[RECORDS FOR THE EXERCISE]
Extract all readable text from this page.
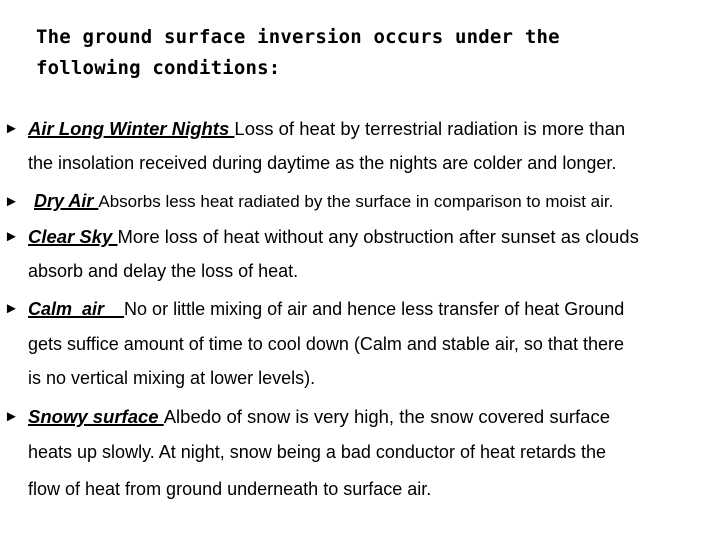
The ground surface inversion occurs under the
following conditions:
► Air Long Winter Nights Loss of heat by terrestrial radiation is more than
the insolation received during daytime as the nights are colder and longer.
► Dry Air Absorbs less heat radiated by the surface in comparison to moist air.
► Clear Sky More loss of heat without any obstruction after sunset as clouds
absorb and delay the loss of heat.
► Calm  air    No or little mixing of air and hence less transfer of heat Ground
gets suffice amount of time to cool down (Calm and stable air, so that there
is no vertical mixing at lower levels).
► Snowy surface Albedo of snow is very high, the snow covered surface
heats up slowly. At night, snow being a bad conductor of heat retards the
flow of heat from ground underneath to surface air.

[WHAT IS REQUIRED] Quote the data above in full and without alteration; skip the pictures.

[OUTPUT OF THE TASK]
Extract all readable text from this page.
The ground surface inversion occurs under the
following conditions:
► Air Long Winter Nights Loss of heat by terrestrial radiation is more than
the insolation received during daytime as the nights are colder and longer.
► Dry Air Absorbs less heat radiated by the surface in comparison to moist air.
► Clear Sky More loss of heat without any obstruction after sunset as clouds
absorb and delay the loss of heat.
► Calm  air    No or little mixing of air and hence less transfer of heat Ground
gets suffice amount of time to cool down (Calm and stable air, so that there
is no vertical mixing at lower levels).
► Snowy surface Albedo of snow is very high, the snow covered surface
heats up slowly. At night, snow being a bad conductor of heat retards the
flow of heat from ground underneath to surface air.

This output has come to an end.